# [What you need to do]
Copy each line that contains the string "JSON".

# [Input rows]

-- START --

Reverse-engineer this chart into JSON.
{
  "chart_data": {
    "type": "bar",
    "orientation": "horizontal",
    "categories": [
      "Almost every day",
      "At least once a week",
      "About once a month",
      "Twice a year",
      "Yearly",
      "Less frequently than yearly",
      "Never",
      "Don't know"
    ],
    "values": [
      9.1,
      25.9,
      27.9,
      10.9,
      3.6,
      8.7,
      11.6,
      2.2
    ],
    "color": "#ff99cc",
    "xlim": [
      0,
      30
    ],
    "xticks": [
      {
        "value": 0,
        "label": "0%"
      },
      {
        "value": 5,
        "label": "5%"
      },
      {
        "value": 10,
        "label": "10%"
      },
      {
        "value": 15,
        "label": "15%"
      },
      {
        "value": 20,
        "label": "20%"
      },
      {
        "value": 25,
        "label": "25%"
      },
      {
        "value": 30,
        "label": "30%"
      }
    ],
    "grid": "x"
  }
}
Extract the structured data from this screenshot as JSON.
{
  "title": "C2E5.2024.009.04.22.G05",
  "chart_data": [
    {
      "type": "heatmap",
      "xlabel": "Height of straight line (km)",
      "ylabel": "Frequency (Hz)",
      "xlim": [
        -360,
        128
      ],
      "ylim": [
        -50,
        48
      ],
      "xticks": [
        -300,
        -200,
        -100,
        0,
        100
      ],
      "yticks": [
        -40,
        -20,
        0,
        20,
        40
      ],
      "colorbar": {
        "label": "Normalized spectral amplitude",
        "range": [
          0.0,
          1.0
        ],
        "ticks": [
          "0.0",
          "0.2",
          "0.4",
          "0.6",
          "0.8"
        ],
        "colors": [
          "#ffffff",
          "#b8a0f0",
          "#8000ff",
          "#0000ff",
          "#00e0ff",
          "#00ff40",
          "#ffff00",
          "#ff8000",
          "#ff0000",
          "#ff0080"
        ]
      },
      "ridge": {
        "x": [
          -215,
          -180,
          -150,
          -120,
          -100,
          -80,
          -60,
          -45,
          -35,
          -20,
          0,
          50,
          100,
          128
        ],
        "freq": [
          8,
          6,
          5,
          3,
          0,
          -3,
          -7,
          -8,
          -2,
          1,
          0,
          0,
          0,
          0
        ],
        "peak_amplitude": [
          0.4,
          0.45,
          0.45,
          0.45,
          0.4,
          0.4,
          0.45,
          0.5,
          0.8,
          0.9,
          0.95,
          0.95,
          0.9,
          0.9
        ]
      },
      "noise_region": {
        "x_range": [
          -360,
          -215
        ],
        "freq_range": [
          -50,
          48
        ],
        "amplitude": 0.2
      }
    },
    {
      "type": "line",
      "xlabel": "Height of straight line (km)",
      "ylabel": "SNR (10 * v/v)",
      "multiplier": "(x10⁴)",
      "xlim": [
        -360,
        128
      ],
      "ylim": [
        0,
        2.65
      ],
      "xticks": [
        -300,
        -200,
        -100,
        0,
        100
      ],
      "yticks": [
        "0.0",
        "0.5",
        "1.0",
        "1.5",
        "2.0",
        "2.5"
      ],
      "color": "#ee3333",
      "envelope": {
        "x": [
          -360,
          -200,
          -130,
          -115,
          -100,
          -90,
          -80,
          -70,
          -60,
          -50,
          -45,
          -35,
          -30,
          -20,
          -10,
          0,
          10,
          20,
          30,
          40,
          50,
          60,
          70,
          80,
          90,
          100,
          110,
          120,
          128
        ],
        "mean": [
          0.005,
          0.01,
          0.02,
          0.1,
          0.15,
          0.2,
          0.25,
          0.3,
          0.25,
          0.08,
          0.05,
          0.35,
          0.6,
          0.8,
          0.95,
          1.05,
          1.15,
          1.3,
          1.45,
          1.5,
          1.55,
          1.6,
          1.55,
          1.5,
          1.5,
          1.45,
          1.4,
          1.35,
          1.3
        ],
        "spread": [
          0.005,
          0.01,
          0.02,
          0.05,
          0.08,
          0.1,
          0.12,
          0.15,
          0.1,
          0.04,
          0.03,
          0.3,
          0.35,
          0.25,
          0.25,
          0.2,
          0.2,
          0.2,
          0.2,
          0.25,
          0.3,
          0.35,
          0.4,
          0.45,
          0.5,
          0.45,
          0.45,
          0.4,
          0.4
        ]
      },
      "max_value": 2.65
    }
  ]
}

-- END --

# [Correct output]
Reverse-engineer this chart into JSON.
Extract the structured data from this screenshot as JSON.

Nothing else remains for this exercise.